---- RECORDED DATA

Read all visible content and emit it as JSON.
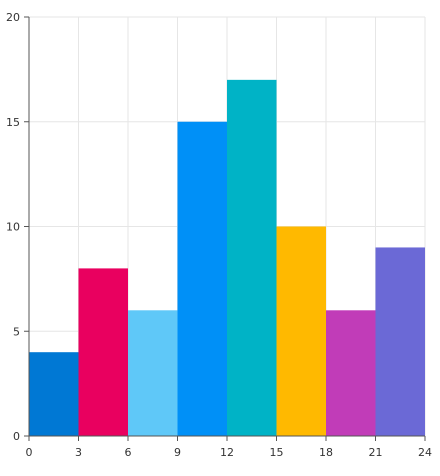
{
  "chart_data": {
    "type": "bar",
    "title": "",
    "xlabel": "",
    "ylabel": "",
    "bins": [
      {
        "x0": 0,
        "x1": 3,
        "value": 4,
        "color": "#0078d4"
      },
      {
        "x0": 3,
        "x1": 6,
        "value": 8,
        "color": "#e9005f"
      },
      {
        "x0": 6,
        "x1": 9,
        "value": 6,
        "color": "#5fc8f8"
      },
      {
        "x0": 9,
        "x1": 12,
        "value": 15,
        "color": "#0090f7"
      },
      {
        "x0": 12,
        "x1": 15,
        "value": 17,
        "color": "#00b3c6"
      },
      {
        "x0": 15,
        "x1": 18,
        "value": 10,
        "color": "#ffb900"
      },
      {
        "x0": 18,
        "x1": 21,
        "value": 6,
        "color": "#c13cb8"
      },
      {
        "x0": 21,
        "x1": 24,
        "value": 9,
        "color": "#6b69d6"
      }
    ],
    "xlim": [
      0,
      24
    ],
    "ylim": [
      0,
      20
    ],
    "x_ticks": [
      0,
      3,
      6,
      9,
      12,
      15,
      18,
      21,
      24
    ],
    "y_ticks": [
      0,
      5,
      10,
      15,
      20
    ],
    "grid": true,
    "legend": "none"
  }
}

--------

▸ **GOAL**:
Copy every entry word for word, but omit the pictures.

▸ **THE ANSWER**:
Read all visible content and emit it as JSON.
{
  "chart_data": {
    "type": "bar",
    "title": "",
    "xlabel": "",
    "ylabel": "",
    "bins": [
      {
        "x0": 0,
        "x1": 3,
        "value": 4,
        "color": "#0078d4"
      },
      {
        "x0": 3,
        "x1": 6,
        "value": 8,
        "color": "#e9005f"
      },
      {
        "x0": 6,
        "x1": 9,
        "value": 6,
        "color": "#5fc8f8"
      },
      {
        "x0": 9,
        "x1": 12,
        "value": 15,
        "color": "#0090f7"
      },
      {
        "x0": 12,
        "x1": 15,
        "value": 17,
        "color": "#00b3c6"
      },
      {
        "x0": 15,
        "x1": 18,
        "value": 10,
        "color": "#ffb900"
      },
      {
        "x0": 18,
        "x1": 21,
        "value": 6,
        "color": "#c13cb8"
      },
      {
        "x0": 21,
        "x1": 24,
        "value": 9,
        "color": "#6b69d6"
      }
    ],
    "xlim": [
      0,
      24
    ],
    "ylim": [
      0,
      20
    ],
    "x_ticks": [
      0,
      3,
      6,
      9,
      12,
      15,
      18,
      21,
      24
    ],
    "y_ticks": [
      0,
      5,
      10,
      15,
      20
    ],
    "grid": true,
    "legend": "none"
  }
}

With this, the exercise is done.